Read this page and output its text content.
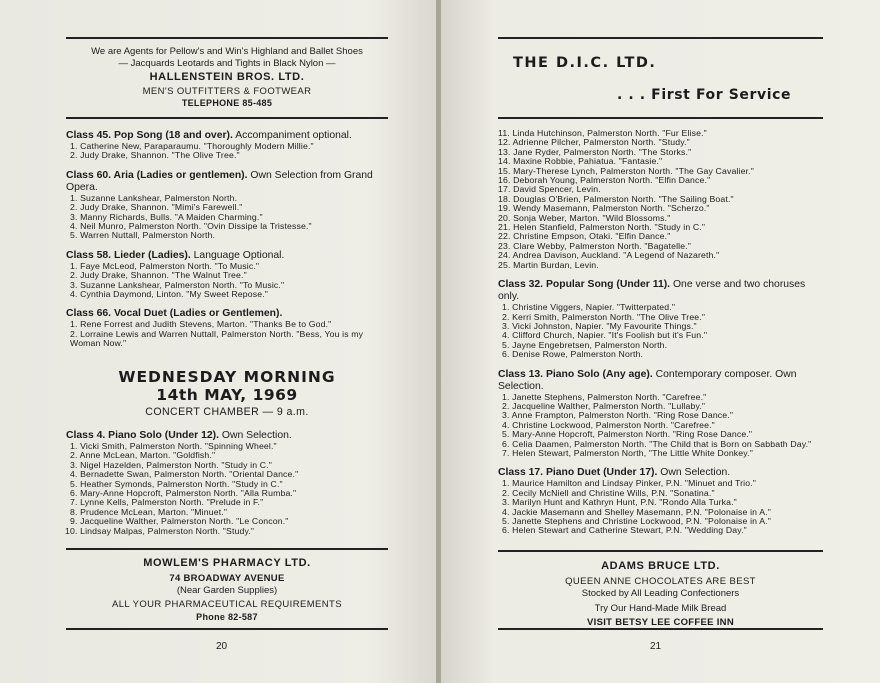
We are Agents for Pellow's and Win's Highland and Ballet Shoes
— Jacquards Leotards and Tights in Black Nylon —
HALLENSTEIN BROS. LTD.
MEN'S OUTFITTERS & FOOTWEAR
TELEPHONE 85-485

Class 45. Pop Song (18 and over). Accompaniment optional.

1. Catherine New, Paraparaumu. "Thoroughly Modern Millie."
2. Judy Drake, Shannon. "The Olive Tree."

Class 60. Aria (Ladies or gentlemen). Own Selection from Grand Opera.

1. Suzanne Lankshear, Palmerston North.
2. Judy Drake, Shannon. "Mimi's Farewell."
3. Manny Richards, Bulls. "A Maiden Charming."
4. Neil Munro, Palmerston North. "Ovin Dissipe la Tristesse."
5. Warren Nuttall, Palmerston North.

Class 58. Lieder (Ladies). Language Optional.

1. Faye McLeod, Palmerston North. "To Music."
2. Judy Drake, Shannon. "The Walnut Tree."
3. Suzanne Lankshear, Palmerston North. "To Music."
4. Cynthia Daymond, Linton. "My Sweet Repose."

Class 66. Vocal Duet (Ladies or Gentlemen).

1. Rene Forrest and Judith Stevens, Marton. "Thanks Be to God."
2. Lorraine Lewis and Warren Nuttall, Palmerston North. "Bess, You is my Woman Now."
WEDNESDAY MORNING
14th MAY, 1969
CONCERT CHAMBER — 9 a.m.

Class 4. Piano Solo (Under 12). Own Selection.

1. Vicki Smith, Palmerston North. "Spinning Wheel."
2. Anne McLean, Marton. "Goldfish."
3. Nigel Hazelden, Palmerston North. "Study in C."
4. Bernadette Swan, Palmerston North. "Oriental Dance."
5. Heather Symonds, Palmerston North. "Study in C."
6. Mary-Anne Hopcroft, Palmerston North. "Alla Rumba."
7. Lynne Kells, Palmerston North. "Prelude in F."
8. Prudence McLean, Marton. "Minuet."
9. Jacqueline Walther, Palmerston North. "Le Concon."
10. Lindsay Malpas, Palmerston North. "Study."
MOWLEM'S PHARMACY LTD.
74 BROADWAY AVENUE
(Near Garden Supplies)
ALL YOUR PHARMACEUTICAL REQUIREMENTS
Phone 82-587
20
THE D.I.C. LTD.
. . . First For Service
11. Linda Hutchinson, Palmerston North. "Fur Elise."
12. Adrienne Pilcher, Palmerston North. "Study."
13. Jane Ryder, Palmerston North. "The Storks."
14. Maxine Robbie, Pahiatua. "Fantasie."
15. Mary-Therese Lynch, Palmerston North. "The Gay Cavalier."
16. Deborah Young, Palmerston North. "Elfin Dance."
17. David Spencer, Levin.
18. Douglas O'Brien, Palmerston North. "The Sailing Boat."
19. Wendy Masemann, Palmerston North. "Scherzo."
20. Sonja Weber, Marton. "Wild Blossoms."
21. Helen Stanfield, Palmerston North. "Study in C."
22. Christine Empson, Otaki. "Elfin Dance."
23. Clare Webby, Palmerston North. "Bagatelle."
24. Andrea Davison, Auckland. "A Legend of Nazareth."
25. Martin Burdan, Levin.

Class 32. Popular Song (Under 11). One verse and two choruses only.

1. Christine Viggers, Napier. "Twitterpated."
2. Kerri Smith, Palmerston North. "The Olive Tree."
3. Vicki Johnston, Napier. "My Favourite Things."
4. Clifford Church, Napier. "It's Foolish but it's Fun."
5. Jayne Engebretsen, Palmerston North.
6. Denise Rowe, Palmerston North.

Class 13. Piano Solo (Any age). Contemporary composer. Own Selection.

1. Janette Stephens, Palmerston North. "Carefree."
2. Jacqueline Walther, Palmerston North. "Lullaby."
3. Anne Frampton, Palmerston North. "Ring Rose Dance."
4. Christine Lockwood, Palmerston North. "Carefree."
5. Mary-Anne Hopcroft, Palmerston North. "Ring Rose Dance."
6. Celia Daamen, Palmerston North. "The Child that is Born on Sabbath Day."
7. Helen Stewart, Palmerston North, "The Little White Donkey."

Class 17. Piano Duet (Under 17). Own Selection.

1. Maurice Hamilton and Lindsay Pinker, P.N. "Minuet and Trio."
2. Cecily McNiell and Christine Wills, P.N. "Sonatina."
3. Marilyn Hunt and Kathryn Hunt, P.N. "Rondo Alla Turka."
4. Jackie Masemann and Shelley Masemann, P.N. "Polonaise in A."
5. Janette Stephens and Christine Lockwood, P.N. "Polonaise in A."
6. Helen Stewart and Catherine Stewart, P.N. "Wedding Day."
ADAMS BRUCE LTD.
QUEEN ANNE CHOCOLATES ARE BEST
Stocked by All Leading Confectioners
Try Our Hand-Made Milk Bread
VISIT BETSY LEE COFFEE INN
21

::::::

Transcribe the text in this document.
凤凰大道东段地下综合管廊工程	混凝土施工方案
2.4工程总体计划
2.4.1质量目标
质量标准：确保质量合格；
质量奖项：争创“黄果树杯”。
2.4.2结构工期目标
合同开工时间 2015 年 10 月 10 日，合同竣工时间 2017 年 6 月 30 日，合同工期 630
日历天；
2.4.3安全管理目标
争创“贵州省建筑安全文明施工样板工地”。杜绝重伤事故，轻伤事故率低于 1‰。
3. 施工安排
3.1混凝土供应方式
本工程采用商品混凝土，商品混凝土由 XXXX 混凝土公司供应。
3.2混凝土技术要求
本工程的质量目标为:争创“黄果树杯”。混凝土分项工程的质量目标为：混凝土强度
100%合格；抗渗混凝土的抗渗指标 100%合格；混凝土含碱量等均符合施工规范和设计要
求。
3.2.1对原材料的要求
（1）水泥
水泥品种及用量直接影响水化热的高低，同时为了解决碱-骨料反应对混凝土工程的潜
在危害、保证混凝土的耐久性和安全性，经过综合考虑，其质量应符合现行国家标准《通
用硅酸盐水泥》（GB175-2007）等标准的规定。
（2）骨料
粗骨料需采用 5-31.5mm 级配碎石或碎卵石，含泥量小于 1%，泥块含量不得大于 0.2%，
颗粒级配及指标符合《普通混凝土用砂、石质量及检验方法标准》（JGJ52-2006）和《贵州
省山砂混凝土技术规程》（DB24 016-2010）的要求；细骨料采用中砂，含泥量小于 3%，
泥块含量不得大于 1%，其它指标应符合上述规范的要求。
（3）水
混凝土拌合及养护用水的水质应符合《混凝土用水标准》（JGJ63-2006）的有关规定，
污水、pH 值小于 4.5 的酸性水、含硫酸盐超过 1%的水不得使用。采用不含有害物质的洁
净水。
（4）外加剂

::::::

SET TASK: Report how many lines contain "Lindsay". Give nothing but the number.

THE COMPLETED TASK: 2